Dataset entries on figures

------------------------------------

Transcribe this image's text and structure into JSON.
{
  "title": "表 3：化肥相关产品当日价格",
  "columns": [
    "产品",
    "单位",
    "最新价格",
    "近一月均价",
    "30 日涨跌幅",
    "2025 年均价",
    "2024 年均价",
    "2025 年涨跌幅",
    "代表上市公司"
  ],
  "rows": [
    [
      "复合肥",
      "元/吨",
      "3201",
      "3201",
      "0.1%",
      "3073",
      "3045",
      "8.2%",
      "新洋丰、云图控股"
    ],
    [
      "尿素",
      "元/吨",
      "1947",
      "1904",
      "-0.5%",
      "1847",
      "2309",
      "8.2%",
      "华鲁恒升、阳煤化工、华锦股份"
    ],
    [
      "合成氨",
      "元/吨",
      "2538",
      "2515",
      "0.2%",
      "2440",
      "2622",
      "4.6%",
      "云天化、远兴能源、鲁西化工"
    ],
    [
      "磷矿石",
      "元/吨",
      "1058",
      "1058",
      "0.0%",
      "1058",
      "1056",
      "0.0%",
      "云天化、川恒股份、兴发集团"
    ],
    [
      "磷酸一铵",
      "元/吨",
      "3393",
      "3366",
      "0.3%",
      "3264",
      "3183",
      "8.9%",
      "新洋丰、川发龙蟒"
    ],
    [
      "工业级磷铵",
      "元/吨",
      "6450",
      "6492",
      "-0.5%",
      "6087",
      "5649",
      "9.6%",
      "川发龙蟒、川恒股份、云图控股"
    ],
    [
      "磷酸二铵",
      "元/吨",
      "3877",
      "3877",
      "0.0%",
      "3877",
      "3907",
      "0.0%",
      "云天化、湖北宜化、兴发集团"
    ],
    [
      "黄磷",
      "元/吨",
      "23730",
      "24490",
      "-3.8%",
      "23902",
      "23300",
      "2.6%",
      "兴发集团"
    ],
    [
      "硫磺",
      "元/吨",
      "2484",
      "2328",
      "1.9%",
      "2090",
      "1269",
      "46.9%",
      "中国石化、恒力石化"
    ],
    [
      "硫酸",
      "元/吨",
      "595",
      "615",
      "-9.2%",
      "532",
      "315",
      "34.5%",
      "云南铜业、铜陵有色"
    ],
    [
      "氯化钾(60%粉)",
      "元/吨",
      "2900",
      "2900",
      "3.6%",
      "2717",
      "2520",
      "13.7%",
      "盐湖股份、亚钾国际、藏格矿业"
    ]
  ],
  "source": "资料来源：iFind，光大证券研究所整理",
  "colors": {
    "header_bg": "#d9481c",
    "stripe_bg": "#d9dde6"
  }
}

------------------------------------

### [The problem]
Return every record above exactly as it appears.

### [Exercise result]
Transcribe this image's text and structure into JSON.
{
  "title": "表 3：化肥相关产品当日价格",
  "columns": [
    "产品",
    "单位",
    "最新价格",
    "近一月均价",
    "30 日涨跌幅",
    "2025 年均价",
    "2024 年均价",
    "2025 年涨跌幅",
    "代表上市公司"
  ],
  "rows": [
    [
      "复合肥",
      "元/吨",
      "3201",
      "3201",
      "0.1%",
      "3073",
      "3045",
      "8.2%",
      "新洋丰、云图控股"
    ],
    [
      "尿素",
      "元/吨",
      "1947",
      "1904",
      "-0.5%",
      "1847",
      "2309",
      "8.2%",
      "华鲁恒升、阳煤化工、华锦股份"
    ],
    [
      "合成氨",
      "元/吨",
      "2538",
      "2515",
      "0.2%",
      "2440",
      "2622",
      "4.6%",
      "云天化、远兴能源、鲁西化工"
    ],
    [
      "磷矿石",
      "元/吨",
      "1058",
      "1058",
      "0.0%",
      "1058",
      "1056",
      "0.0%",
      "云天化、川恒股份、兴发集团"
    ],
    [
      "磷酸一铵",
      "元/吨",
      "3393",
      "3366",
      "0.3%",
      "3264",
      "3183",
      "8.9%",
      "新洋丰、川发龙蟒"
    ],
    [
      "工业级磷铵",
      "元/吨",
      "6450",
      "6492",
      "-0.5%",
      "6087",
      "5649",
      "9.6%",
      "川发龙蟒、川恒股份、云图控股"
    ],
    [
      "磷酸二铵",
      "元/吨",
      "3877",
      "3877",
      "0.0%",
      "3877",
      "3907",
      "0.0%",
      "云天化、湖北宜化、兴发集团"
    ],
    [
      "黄磷",
      "元/吨",
      "23730",
      "24490",
      "-3.8%",
      "23902",
      "23300",
      "2.6%",
      "兴发集团"
    ],
    [
      "硫磺",
      "元/吨",
      "2484",
      "2328",
      "1.9%",
      "2090",
      "1269",
      "46.9%",
      "中国石化、恒力石化"
    ],
    [
      "硫酸",
      "元/吨",
      "595",
      "615",
      "-9.2%",
      "532",
      "315",
      "34.5%",
      "云南铜业、铜陵有色"
    ],
    [
      "氯化钾(60%粉)",
      "元/吨",
      "2900",
      "2900",
      "3.6%",
      "2717",
      "2520",
      "13.7%",
      "盐湖股份、亚钾国际、藏格矿业"
    ]
  ],
  "source": "资料来源：iFind，光大证券研究所整理",
  "colors": {
    "header_bg": "#d9481c",
    "stripe_bg": "#d9dde6"
  }
}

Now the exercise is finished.